Written request —
Set down all of the data that follows word for word, without the images.

Working data —
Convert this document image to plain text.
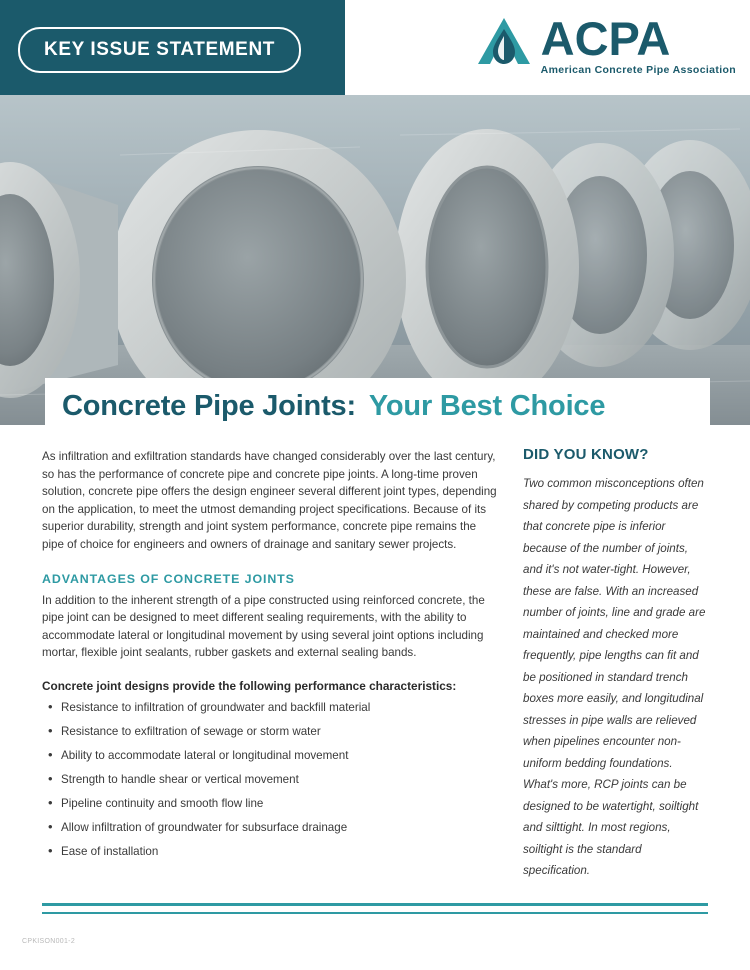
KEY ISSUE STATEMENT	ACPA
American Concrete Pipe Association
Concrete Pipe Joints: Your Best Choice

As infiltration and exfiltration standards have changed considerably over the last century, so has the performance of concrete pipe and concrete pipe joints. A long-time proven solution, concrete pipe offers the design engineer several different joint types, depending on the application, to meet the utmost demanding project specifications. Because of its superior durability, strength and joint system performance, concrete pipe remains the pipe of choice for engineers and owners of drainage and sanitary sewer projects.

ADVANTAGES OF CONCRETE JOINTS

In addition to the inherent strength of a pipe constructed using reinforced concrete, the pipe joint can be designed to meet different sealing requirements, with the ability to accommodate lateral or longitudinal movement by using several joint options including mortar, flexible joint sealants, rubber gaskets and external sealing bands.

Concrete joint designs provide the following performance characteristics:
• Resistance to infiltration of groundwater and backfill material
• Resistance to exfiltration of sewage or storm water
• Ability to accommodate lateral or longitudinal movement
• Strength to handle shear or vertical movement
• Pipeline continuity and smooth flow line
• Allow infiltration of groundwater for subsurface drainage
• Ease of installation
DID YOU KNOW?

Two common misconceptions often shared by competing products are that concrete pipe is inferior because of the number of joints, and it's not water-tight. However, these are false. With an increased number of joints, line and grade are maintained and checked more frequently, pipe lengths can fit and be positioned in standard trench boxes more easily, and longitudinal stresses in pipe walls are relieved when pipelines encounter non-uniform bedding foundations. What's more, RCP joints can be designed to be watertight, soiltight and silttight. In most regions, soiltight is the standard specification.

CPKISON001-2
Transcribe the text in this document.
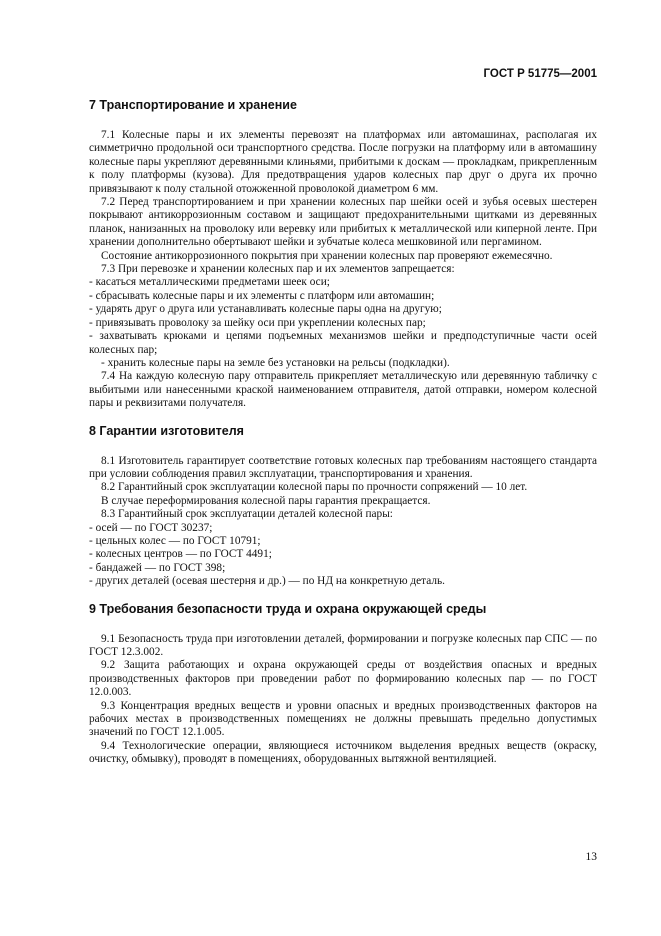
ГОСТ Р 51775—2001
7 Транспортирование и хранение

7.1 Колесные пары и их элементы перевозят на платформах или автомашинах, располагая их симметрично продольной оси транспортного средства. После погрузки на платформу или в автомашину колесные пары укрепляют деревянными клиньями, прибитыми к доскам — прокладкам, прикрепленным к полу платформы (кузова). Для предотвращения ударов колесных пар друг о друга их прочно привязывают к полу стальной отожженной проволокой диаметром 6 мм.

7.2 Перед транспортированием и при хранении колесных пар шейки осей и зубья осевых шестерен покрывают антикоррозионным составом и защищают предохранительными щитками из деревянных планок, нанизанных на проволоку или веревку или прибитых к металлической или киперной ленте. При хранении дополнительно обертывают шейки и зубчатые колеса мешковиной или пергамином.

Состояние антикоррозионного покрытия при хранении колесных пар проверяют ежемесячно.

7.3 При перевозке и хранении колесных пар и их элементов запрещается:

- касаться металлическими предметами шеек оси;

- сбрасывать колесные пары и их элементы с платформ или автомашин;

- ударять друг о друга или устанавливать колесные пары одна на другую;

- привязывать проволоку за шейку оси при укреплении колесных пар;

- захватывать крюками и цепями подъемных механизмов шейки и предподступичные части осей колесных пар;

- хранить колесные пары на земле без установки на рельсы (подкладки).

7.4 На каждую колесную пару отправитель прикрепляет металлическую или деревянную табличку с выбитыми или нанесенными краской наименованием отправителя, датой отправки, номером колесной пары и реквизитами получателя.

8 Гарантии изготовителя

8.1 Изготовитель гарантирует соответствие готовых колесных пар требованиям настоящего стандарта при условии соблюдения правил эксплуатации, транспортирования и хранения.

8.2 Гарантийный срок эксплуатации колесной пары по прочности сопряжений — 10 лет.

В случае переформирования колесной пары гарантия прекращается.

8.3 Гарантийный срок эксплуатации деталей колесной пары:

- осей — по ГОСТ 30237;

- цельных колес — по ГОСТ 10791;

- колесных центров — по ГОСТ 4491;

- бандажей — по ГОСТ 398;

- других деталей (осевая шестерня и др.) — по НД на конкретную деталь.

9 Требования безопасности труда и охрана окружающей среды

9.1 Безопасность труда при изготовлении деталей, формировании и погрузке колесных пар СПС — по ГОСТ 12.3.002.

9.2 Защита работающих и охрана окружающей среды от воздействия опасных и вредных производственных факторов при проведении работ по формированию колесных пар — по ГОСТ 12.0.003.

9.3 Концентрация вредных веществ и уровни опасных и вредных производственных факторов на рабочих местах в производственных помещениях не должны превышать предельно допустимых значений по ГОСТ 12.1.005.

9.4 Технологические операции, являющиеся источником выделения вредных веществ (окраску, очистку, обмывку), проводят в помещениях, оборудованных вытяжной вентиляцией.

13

Exercise response —
Convert this document image to plain text.
KEY ISSUE STATEMENT	ACPA
American Concrete Pipe Association
Concrete Pipe Joints: Your Best Choice

As infiltration and exfiltration standards have changed considerably over the last century, so has the performance of concrete pipe and concrete pipe joints. A long-time proven solution, concrete pipe offers the design engineer several different joint types, depending on the application, to meet the utmost demanding project specifications. Because of its superior durability, strength and joint system performance, concrete pipe remains the pipe of choice for engineers and owners of drainage and sanitary sewer projects.

ADVANTAGES OF CONCRETE JOINTS

In addition to the inherent strength of a pipe constructed using reinforced concrete, the pipe joint can be designed to meet different sealing requirements, with the ability to accommodate lateral or longitudinal movement by using several joint options including mortar, flexible joint sealants, rubber gaskets and external sealing bands.

Concrete joint designs provide the following performance characteristics:
• Resistance to infiltration of groundwater and backfill material
• Resistance to exfiltration of sewage or storm water
• Ability to accommodate lateral or longitudinal movement
• Strength to handle shear or vertical movement
• Pipeline continuity and smooth flow line
• Allow infiltration of groundwater for subsurface drainage
• Ease of installation
DID YOU KNOW?

Two common misconceptions often shared by competing products are that concrete pipe is inferior because of the number of joints, and it's not water-tight. However, these are false. With an increased number of joints, line and grade are maintained and checked more frequently, pipe lengths can fit and be positioned in standard trench boxes more easily, and longitudinal stresses in pipe walls are relieved when pipelines encounter non-uniform bedding foundations. What's more, RCP joints can be designed to be watertight, soiltight and silttight. In most regions, soiltight is the standard specification.

CPKISON001-2
Transcribe the text in this document.
ГОСТ Р 51775—2001
7 Транспортирование и хранение

7.1 Колесные пары и их элементы перевозят на платформах или автомашинах, располагая их симметрично продольной оси транспортного средства. После погрузки на платформу или в автомашину колесные пары укрепляют деревянными клиньями, прибитыми к доскам — прокладкам, прикрепленным к полу платформы (кузова). Для предотвращения ударов колесных пар друг о друга их прочно привязывают к полу стальной отожженной проволокой диаметром 6 мм.

7.2 Перед транспортированием и при хранении колесных пар шейки осей и зубья осевых шестерен покрывают антикоррозионным составом и защищают предохранительными щитками из деревянных планок, нанизанных на проволоку или веревку или прибитых к металлической или киперной ленте. При хранении дополнительно обертывают шейки и зубчатые колеса мешковиной или пергамином.

Состояние антикоррозионного покрытия при хранении колесных пар проверяют ежемесячно.

7.3 При перевозке и хранении колесных пар и их элементов запрещается:

- касаться металлическими предметами шеек оси;

- сбрасывать колесные пары и их элементы с платформ или автомашин;

- ударять друг о друга или устанавливать колесные пары одна на другую;

- привязывать проволоку за шейку оси при укреплении колесных пар;

- захватывать крюками и цепями подъемных механизмов шейки и предподступичные части осей колесных пар;

- хранить колесные пары на земле без установки на рельсы (подкладки).

7.4 На каждую колесную пару отправитель прикрепляет металлическую или деревянную табличку с выбитыми или нанесенными краской наименованием отправителя, датой отправки, номером колесной пары и реквизитами получателя.

8 Гарантии изготовителя

8.1 Изготовитель гарантирует соответствие готовых колесных пар требованиям настоящего стандарта при условии соблюдения правил эксплуатации, транспортирования и хранения.

8.2 Гарантийный срок эксплуатации колесной пары по прочности сопряжений — 10 лет.

В случае переформирования колесной пары гарантия прекращается.

8.3 Гарантийный срок эксплуатации деталей колесной пары:

- осей — по ГОСТ 30237;

- цельных колес — по ГОСТ 10791;

- колесных центров — по ГОСТ 4491;

- бандажей — по ГОСТ 398;

- других деталей (осевая шестерня и др.) — по НД на конкретную деталь.

9 Требования безопасности труда и охрана окружающей среды

9.1 Безопасность труда при изготовлении деталей, формировании и погрузке колесных пар СПС — по ГОСТ 12.3.002.

9.2 Защита работающих и охрана окружающей среды от воздействия опасных и вредных производственных факторов при проведении работ по формированию колесных пар — по ГОСТ 12.0.003.

9.3 Концентрация вредных веществ и уровни опасных и вредных производственных факторов на рабочих местах в производственных помещениях не должны превышать предельно допустимых значений по ГОСТ 12.1.005.

9.4 Технологические операции, являющиеся источником выделения вредных веществ (окраску, очистку, обмывку), проводят в помещениях, оборудованных вытяжной вентиляцией.

13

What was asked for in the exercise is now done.